▶ _EXERCISE GOAL_
Work through the data and report how many lines include the string "ylabel", giving the number alone.

[Stored items]

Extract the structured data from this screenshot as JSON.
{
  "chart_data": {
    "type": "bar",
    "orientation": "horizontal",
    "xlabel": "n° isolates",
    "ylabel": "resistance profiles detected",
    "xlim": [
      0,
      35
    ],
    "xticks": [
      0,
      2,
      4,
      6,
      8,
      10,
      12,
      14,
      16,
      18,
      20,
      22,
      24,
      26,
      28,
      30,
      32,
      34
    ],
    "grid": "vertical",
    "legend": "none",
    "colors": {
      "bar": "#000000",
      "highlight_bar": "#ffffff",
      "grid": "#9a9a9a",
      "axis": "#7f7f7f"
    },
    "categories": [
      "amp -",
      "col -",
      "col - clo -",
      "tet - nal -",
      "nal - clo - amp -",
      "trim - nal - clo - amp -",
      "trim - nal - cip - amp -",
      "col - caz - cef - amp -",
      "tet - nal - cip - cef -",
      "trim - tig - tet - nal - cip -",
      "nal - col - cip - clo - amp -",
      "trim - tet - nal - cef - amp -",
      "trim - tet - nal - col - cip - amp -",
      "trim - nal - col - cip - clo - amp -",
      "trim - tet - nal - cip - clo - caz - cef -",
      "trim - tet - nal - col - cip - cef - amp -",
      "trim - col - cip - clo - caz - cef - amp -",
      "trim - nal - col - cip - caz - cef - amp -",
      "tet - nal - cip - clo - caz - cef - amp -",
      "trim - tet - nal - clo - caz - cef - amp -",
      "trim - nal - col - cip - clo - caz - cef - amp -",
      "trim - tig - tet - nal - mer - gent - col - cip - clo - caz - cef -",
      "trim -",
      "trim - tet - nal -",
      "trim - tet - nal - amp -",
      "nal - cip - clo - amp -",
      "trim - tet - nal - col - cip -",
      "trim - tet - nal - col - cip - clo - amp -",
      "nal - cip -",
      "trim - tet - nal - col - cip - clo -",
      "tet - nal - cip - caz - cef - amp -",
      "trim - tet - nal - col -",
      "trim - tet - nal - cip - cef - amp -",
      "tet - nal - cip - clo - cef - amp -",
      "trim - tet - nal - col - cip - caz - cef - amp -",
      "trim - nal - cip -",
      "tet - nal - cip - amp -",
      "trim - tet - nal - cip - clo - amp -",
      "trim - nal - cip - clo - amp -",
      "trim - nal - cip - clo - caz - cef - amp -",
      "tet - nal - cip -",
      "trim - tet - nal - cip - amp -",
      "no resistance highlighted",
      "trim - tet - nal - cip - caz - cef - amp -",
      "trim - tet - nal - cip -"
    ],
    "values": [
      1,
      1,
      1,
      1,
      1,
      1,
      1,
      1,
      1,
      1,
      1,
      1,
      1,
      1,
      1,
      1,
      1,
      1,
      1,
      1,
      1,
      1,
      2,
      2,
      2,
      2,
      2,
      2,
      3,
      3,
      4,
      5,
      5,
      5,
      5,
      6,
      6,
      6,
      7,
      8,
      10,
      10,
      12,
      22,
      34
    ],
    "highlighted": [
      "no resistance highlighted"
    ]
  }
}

* * *

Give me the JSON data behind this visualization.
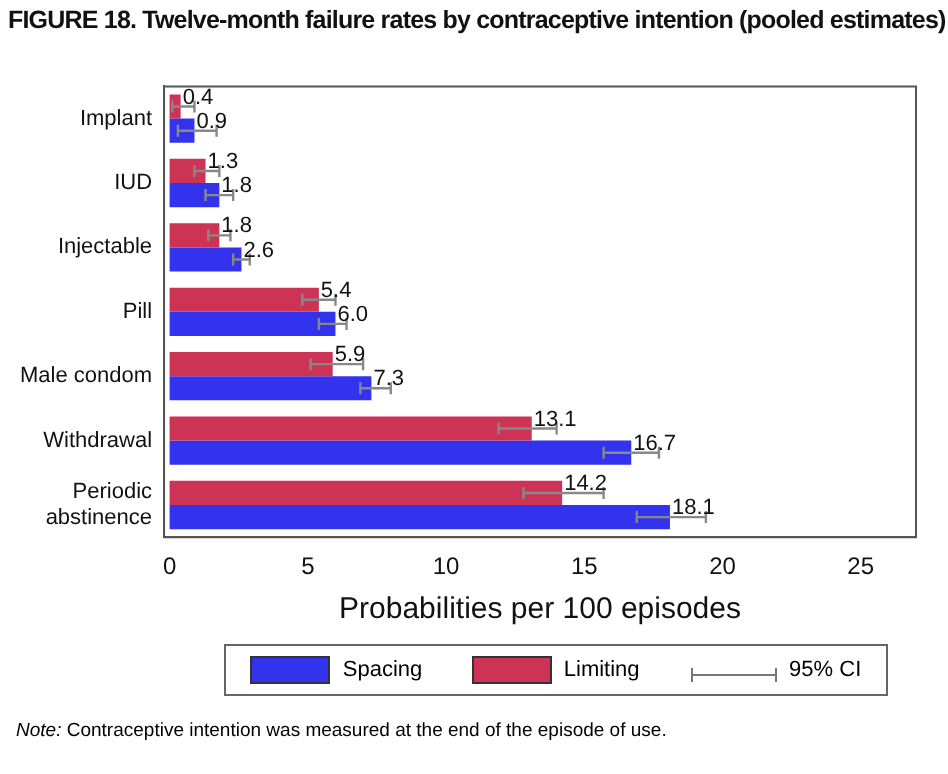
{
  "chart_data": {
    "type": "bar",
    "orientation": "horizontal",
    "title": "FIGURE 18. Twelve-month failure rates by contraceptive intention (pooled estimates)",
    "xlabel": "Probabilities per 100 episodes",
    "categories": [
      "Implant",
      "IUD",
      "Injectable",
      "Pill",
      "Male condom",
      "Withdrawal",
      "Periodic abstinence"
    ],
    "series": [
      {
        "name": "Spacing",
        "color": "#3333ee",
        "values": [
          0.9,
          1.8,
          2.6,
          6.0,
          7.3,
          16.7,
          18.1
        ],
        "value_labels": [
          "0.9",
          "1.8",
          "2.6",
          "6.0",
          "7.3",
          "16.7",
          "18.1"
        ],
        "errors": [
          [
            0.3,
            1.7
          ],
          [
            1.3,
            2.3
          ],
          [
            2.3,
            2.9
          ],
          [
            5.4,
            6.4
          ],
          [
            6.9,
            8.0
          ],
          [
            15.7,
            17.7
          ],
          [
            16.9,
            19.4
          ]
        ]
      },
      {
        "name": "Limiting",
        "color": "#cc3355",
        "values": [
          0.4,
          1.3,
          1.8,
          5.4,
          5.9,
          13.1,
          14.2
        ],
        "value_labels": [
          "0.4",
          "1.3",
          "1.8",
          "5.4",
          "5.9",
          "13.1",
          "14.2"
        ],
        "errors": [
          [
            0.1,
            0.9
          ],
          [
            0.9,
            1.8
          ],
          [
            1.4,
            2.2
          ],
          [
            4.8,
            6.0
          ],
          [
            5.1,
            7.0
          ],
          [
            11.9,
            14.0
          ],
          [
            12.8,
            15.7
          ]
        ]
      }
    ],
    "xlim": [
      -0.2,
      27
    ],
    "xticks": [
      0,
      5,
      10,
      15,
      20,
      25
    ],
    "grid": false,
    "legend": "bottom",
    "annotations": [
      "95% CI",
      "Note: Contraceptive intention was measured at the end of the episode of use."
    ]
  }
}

--

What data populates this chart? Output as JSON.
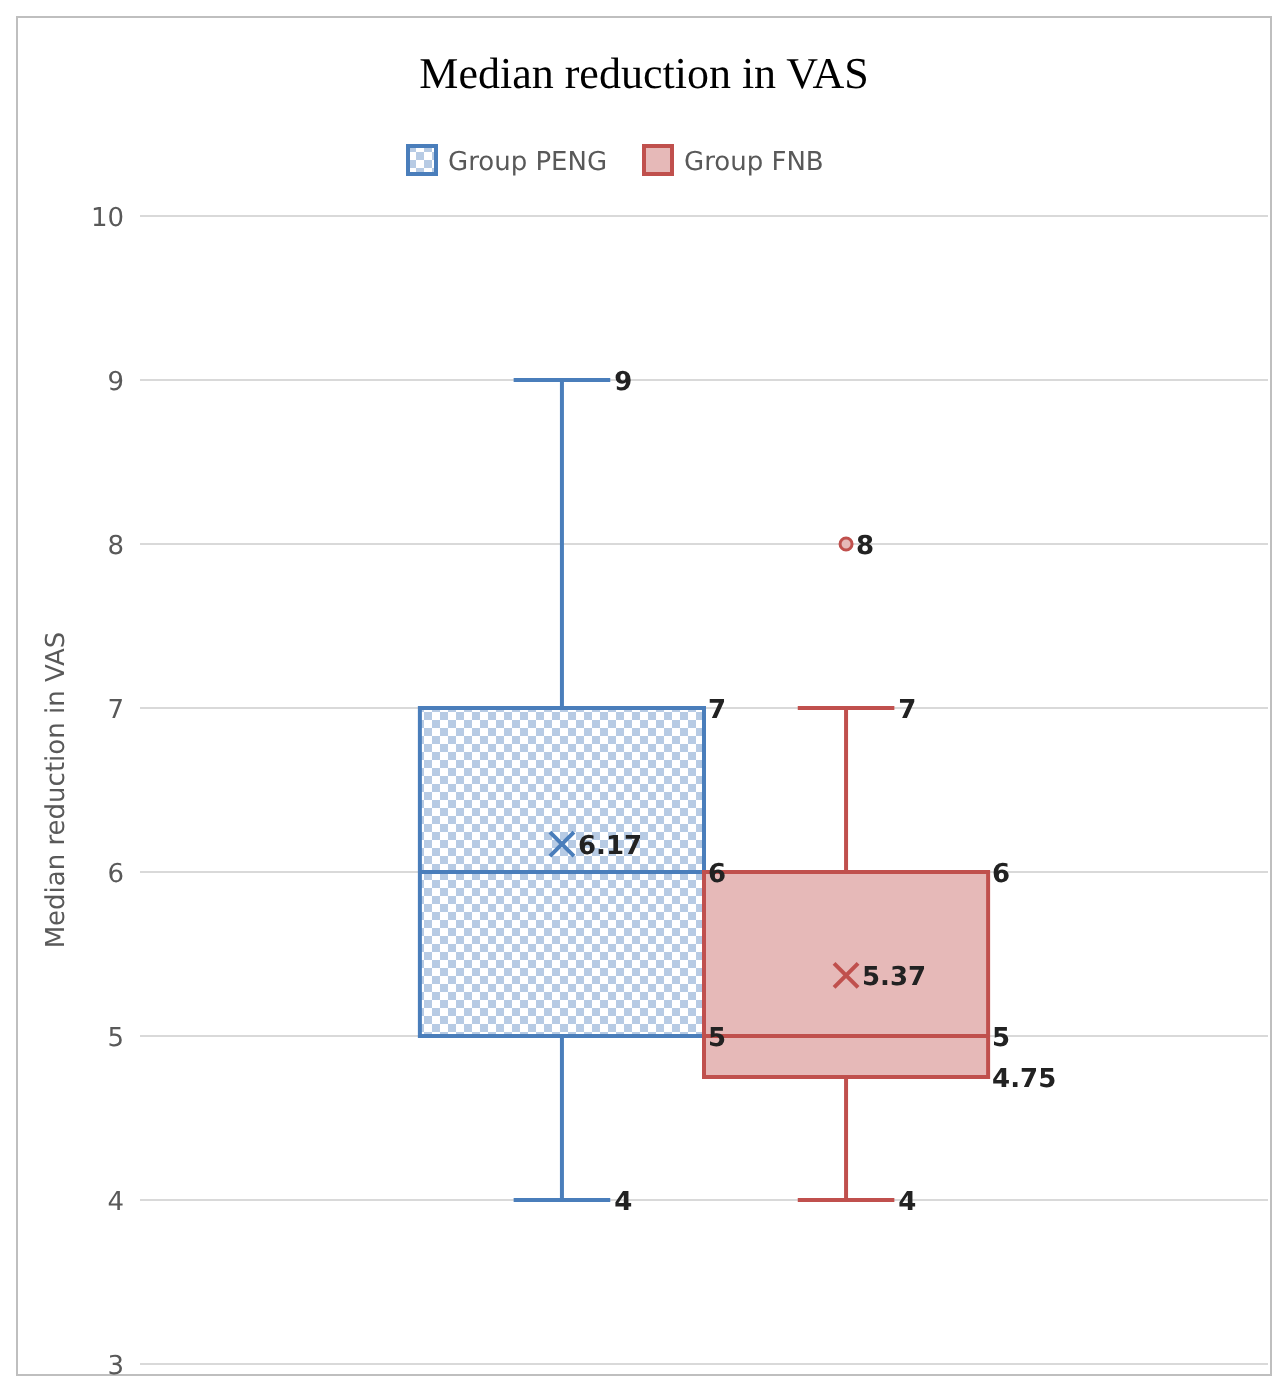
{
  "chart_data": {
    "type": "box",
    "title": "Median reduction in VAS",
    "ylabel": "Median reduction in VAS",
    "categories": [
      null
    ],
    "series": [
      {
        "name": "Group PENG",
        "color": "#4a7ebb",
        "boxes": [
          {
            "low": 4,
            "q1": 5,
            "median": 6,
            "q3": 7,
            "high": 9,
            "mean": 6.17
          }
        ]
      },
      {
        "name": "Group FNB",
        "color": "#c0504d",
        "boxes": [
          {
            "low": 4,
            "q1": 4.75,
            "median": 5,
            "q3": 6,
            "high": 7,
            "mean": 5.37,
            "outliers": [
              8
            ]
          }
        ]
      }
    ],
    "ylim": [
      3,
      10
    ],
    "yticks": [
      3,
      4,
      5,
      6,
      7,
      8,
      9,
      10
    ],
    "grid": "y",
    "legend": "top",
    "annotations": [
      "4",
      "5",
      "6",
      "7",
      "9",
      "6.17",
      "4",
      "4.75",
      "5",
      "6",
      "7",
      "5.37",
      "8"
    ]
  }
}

▶ _COMPLETED EXERCISE_
2